▶ Work required
Retype each record below word for word. Leave the pictures out.

---

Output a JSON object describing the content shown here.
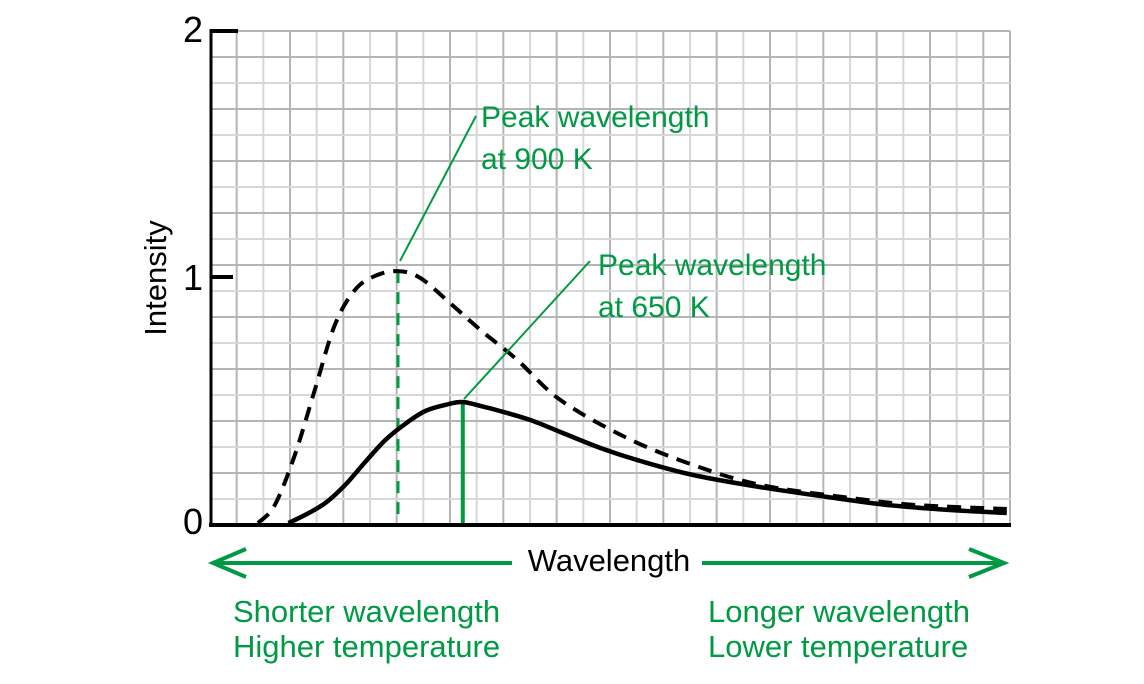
{
  "colors": {
    "accent_green": "#009a44",
    "curve_black": "#000000",
    "grid_light": "#d8d8d8",
    "grid_dark": "#b5b5b5",
    "background": "#ffffff"
  },
  "chart_data": {
    "type": "line",
    "title": "",
    "xlabel": "Wavelength",
    "ylabel": "Intensity",
    "ylim": [
      0,
      2
    ],
    "yticks": [
      2,
      1,
      0
    ],
    "ytick_labels": [
      "2",
      "1",
      "0"
    ],
    "x_axis_numeric_scale_shown": false,
    "x_unit": "fraction of plotted wavelength axis (0 to 1)",
    "grid": true,
    "legend_position": "none",
    "series": [
      {
        "name": "900 K",
        "style": "dashed",
        "color": "#000000",
        "peak": {
          "x": 0.235,
          "intensity": 1.03
        },
        "points": [
          [
            0.06,
            0.004
          ],
          [
            0.081,
            0.077
          ],
          [
            0.106,
            0.28
          ],
          [
            0.131,
            0.545
          ],
          [
            0.156,
            0.809
          ],
          [
            0.181,
            0.951
          ],
          [
            0.206,
            1.008
          ],
          [
            0.235,
            1.028
          ],
          [
            0.263,
            1.0
          ],
          [
            0.3,
            0.898
          ],
          [
            0.338,
            0.789
          ],
          [
            0.384,
            0.667
          ],
          [
            0.438,
            0.504
          ],
          [
            0.521,
            0.35
          ],
          [
            0.604,
            0.24
          ],
          [
            0.688,
            0.159
          ],
          [
            0.8,
            0.106
          ],
          [
            0.884,
            0.077
          ],
          [
            0.996,
            0.061
          ]
        ]
      },
      {
        "name": "650 K",
        "style": "solid",
        "color": "#000000",
        "peak": {
          "x": 0.316,
          "intensity": 0.5
        },
        "points": [
          [
            0.098,
            0.004
          ],
          [
            0.119,
            0.037
          ],
          [
            0.144,
            0.085
          ],
          [
            0.169,
            0.159
          ],
          [
            0.194,
            0.252
          ],
          [
            0.219,
            0.341
          ],
          [
            0.244,
            0.407
          ],
          [
            0.269,
            0.459
          ],
          [
            0.294,
            0.484
          ],
          [
            0.315,
            0.496
          ],
          [
            0.338,
            0.48
          ],
          [
            0.363,
            0.459
          ],
          [
            0.4,
            0.423
          ],
          [
            0.438,
            0.374
          ],
          [
            0.488,
            0.309
          ],
          [
            0.538,
            0.256
          ],
          [
            0.604,
            0.199
          ],
          [
            0.688,
            0.15
          ],
          [
            0.771,
            0.11
          ],
          [
            0.848,
            0.077
          ],
          [
            0.925,
            0.057
          ],
          [
            0.996,
            0.045
          ]
        ]
      }
    ],
    "peak_markers": [
      {
        "series": "900 K",
        "x": 0.235,
        "top_intensity": 1.028,
        "line_style": "dashed",
        "color": "#009a44"
      },
      {
        "series": "650 K",
        "x": 0.316,
        "top_intensity": 0.492,
        "line_style": "solid",
        "color": "#009a44"
      }
    ],
    "annotations": [
      {
        "line1": "Peak wavelength",
        "line2": "at 900 K",
        "color": "#009a44"
      },
      {
        "line1": "Peak wavelength",
        "line2": "at 650 K",
        "color": "#009a44"
      }
    ],
    "x_arrow": {
      "style": "double-headed",
      "color": "#009a44"
    },
    "direction_captions": {
      "left": {
        "line1": "Shorter wavelength",
        "line2": "Higher temperature",
        "color": "#009a44"
      },
      "right": {
        "line1": "Longer wavelength",
        "line2": "Lower temperature",
        "color": "#009a44"
      }
    }
  }
}
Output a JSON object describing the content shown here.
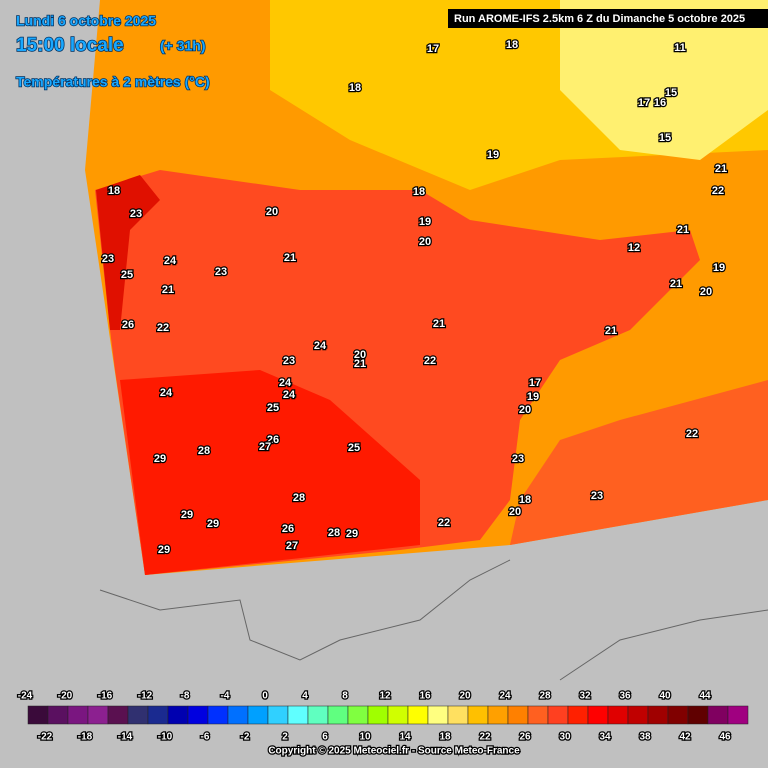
{
  "header": {
    "date": "Lundi 6 octobre 2025",
    "time": "15:00 locale",
    "lead": "(+ 31h)",
    "variable": "Températures à 2 mètres (°C)",
    "run": "Run AROME-IFS 2.5km 6 Z du Dimanche 5 octobre 2025"
  },
  "map_labels": [
    17,
    18,
    18,
    19,
    18,
    23,
    18,
    20,
    19,
    20,
    23,
    25,
    24,
    21,
    23,
    21,
    21,
    21,
    22,
    19,
    20,
    21,
    26,
    22,
    21,
    21,
    24,
    20,
    21,
    23,
    22,
    24,
    24,
    24,
    17,
    19,
    20,
    25,
    22,
    26,
    27,
    28,
    29,
    25,
    23,
    23,
    28,
    18,
    20,
    29,
    29,
    22,
    26,
    28,
    29,
    27,
    29,
    11,
    15,
    16,
    17,
    15,
    12
  ],
  "colorbar": {
    "ticks": [
      -24,
      -22,
      -20,
      -18,
      -16,
      -14,
      -12,
      -10,
      -8,
      -6,
      -4,
      -2,
      0,
      2,
      4,
      6,
      8,
      10,
      12,
      14,
      16,
      18,
      20,
      22,
      24,
      26,
      28,
      30,
      32,
      34,
      36,
      38,
      40,
      42,
      44,
      46
    ],
    "colors": [
      "#3a0a3a",
      "#5a1060",
      "#7a1680",
      "#8c2090",
      "#5a1050",
      "#303070",
      "#1a2a90",
      "#0000b0",
      "#0000e0",
      "#0030ff",
      "#0070ff",
      "#00a0ff",
      "#30d0ff",
      "#60ffff",
      "#60ffc0",
      "#60ff80",
      "#80ff40",
      "#a0ff00",
      "#d0ff00",
      "#ffff00",
      "#ffff80",
      "#ffe060",
      "#ffc000",
      "#ffa000",
      "#ff8000",
      "#ff6020",
      "#ff4020",
      "#ff2000",
      "#ff0000",
      "#e00000",
      "#c00000",
      "#a00000",
      "#800000",
      "#600000",
      "#800060",
      "#a00080"
    ]
  },
  "footer": "Copyright © 2025 Meteociel.fr - Source Meteo-France"
}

---

▶ Output below
Output a JSON object describing the content shown here.
{
  "colors": {
    "accent_green": "#009a44",
    "curve_black": "#000000",
    "grid_light": "#d8d8d8",
    "grid_dark": "#b5b5b5",
    "background": "#ffffff"
  },
  "chart_data": {
    "type": "line",
    "title": "",
    "xlabel": "Wavelength",
    "ylabel": "Intensity",
    "ylim": [
      0,
      2
    ],
    "yticks": [
      2,
      1,
      0
    ],
    "ytick_labels": [
      "2",
      "1",
      "0"
    ],
    "x_axis_numeric_scale_shown": false,
    "x_unit": "fraction of plotted wavelength axis (0 to 1)",
    "grid": true,
    "legend_position": "none",
    "series": [
      {
        "name": "900 K",
        "style": "dashed",
        "color": "#000000",
        "peak": {
          "x": 0.235,
          "intensity": 1.03
        },
        "points": [
          [
            0.06,
            0.004
          ],
          [
            0.081,
            0.077
          ],
          [
            0.106,
            0.28
          ],
          [
            0.131,
            0.545
          ],
          [
            0.156,
            0.809
          ],
          [
            0.181,
            0.951
          ],
          [
            0.206,
            1.008
          ],
          [
            0.235,
            1.028
          ],
          [
            0.263,
            1.0
          ],
          [
            0.3,
            0.898
          ],
          [
            0.338,
            0.789
          ],
          [
            0.384,
            0.667
          ],
          [
            0.438,
            0.504
          ],
          [
            0.521,
            0.35
          ],
          [
            0.604,
            0.24
          ],
          [
            0.688,
            0.159
          ],
          [
            0.8,
            0.106
          ],
          [
            0.884,
            0.077
          ],
          [
            0.996,
            0.061
          ]
        ]
      },
      {
        "name": "650 K",
        "style": "solid",
        "color": "#000000",
        "peak": {
          "x": 0.316,
          "intensity": 0.5
        },
        "points": [
          [
            0.098,
            0.004
          ],
          [
            0.119,
            0.037
          ],
          [
            0.144,
            0.085
          ],
          [
            0.169,
            0.159
          ],
          [
            0.194,
            0.252
          ],
          [
            0.219,
            0.341
          ],
          [
            0.244,
            0.407
          ],
          [
            0.269,
            0.459
          ],
          [
            0.294,
            0.484
          ],
          [
            0.315,
            0.496
          ],
          [
            0.338,
            0.48
          ],
          [
            0.363,
            0.459
          ],
          [
            0.4,
            0.423
          ],
          [
            0.438,
            0.374
          ],
          [
            0.488,
            0.309
          ],
          [
            0.538,
            0.256
          ],
          [
            0.604,
            0.199
          ],
          [
            0.688,
            0.15
          ],
          [
            0.771,
            0.11
          ],
          [
            0.848,
            0.077
          ],
          [
            0.925,
            0.057
          ],
          [
            0.996,
            0.045
          ]
        ]
      }
    ],
    "peak_markers": [
      {
        "series": "900 K",
        "x": 0.235,
        "top_intensity": 1.028,
        "line_style": "dashed",
        "color": "#009a44"
      },
      {
        "series": "650 K",
        "x": 0.316,
        "top_intensity": 0.492,
        "line_style": "solid",
        "color": "#009a44"
      }
    ],
    "annotations": [
      {
        "line1": "Peak wavelength",
        "line2": "at 900 K",
        "color": "#009a44"
      },
      {
        "line1": "Peak wavelength",
        "line2": "at 650 K",
        "color": "#009a44"
      }
    ],
    "x_arrow": {
      "style": "double-headed",
      "color": "#009a44"
    },
    "direction_captions": {
      "left": {
        "line1": "Shorter wavelength",
        "line2": "Higher temperature",
        "color": "#009a44"
      },
      "right": {
        "line1": "Longer wavelength",
        "line2": "Lower temperature",
        "color": "#009a44"
      }
    }
  }
}
Output a JSON object describing the content shown here.
{
  "header": {
    "date": "Lundi 6 octobre 2025",
    "time": "15:00 locale",
    "lead": "(+ 31h)",
    "variable": "Températures à 2 mètres (°C)",
    "run": "Run AROME-IFS 2.5km 6 Z du Dimanche 5 octobre 2025"
  },
  "map_labels": [
    17,
    18,
    18,
    19,
    18,
    23,
    18,
    20,
    19,
    20,
    23,
    25,
    24,
    21,
    23,
    21,
    21,
    21,
    22,
    19,
    20,
    21,
    26,
    22,
    21,
    21,
    24,
    20,
    21,
    23,
    22,
    24,
    24,
    24,
    17,
    19,
    20,
    25,
    22,
    26,
    27,
    28,
    29,
    25,
    23,
    23,
    28,
    18,
    20,
    29,
    29,
    22,
    26,
    28,
    29,
    27,
    29,
    11,
    15,
    16,
    17,
    15,
    12
  ],
  "colorbar": {
    "ticks": [
      -24,
      -22,
      -20,
      -18,
      -16,
      -14,
      -12,
      -10,
      -8,
      -6,
      -4,
      -2,
      0,
      2,
      4,
      6,
      8,
      10,
      12,
      14,
      16,
      18,
      20,
      22,
      24,
      26,
      28,
      30,
      32,
      34,
      36,
      38,
      40,
      42,
      44,
      46
    ],
    "colors": [
      "#3a0a3a",
      "#5a1060",
      "#7a1680",
      "#8c2090",
      "#5a1050",
      "#303070",
      "#1a2a90",
      "#0000b0",
      "#0000e0",
      "#0030ff",
      "#0070ff",
      "#00a0ff",
      "#30d0ff",
      "#60ffff",
      "#60ffc0",
      "#60ff80",
      "#80ff40",
      "#a0ff00",
      "#d0ff00",
      "#ffff00",
      "#ffff80",
      "#ffe060",
      "#ffc000",
      "#ffa000",
      "#ff8000",
      "#ff6020",
      "#ff4020",
      "#ff2000",
      "#ff0000",
      "#e00000",
      "#c00000",
      "#a00000",
      "#800000",
      "#600000",
      "#800060",
      "#a00080"
    ]
  },
  "footer": "Copyright © 2025 Meteociel.fr - Source Meteo-France"
}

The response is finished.